AIM:
Transcribe every entry below word for word, but skip the pictures.

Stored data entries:
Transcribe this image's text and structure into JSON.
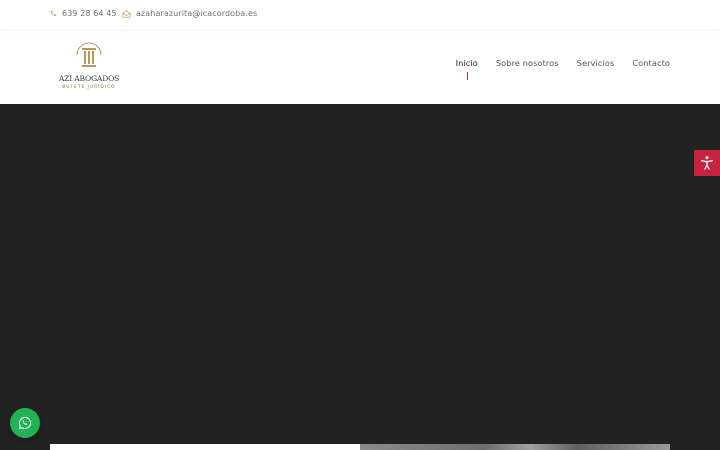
{
  "topbar": {
    "phone": "639 28 64 45",
    "separator": "·",
    "email": "azaharazurita@icacordoba.es"
  },
  "logo": {
    "brand": "AZI ABOGADOS",
    "tagline": "BUFETE JURÍDICO"
  },
  "nav": {
    "items": [
      {
        "label": "Inicio",
        "active": true
      },
      {
        "label": "Sobre nosotros"
      },
      {
        "label": "Servicios"
      },
      {
        "label": "Contacto"
      }
    ]
  },
  "icons": {
    "phone": "phone-icon",
    "email": "envelope-icon",
    "accessibility": "accessibility-icon",
    "whatsapp": "whatsapp-icon",
    "logo": "column-icon"
  },
  "colors": {
    "accent": "#c7233f",
    "gold": "#b8995a",
    "hero": "#222222",
    "whatsapp": "#1fb355"
  }
}
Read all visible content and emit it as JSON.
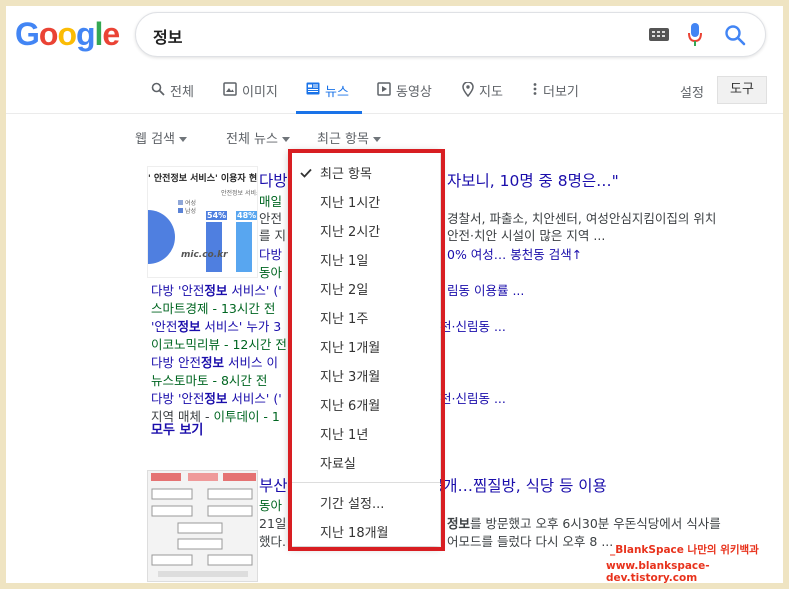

CORRECT OUTPUT:
Transcribe this image's text and structure into JSON.
{
  "topbar": {
    "phone": "639 28 64 45",
    "separator": "·",
    "email": "azaharazurita@icacordoba.es"
  },
  "logo": {
    "brand": "AZI ABOGADOS",
    "tagline": "BUFETE JURÍDICO"
  },
  "nav": {
    "items": [
      {
        "label": "Inicio",
        "active": true
      },
      {
        "label": "Sobre nosotros"
      },
      {
        "label": "Servicios"
      },
      {
        "label": "Contacto"
      }
    ]
  },
  "icons": {
    "phone": "phone-icon",
    "email": "envelope-icon",
    "accessibility": "accessibility-icon",
    "whatsapp": "whatsapp-icon",
    "logo": "column-icon"
  },
  "colors": {
    "accent": "#c7233f",
    "gold": "#b8995a",
    "hero": "#222222",
    "whatsapp": "#1fb355"
  }
}
Read all visible content and emit it as JSON.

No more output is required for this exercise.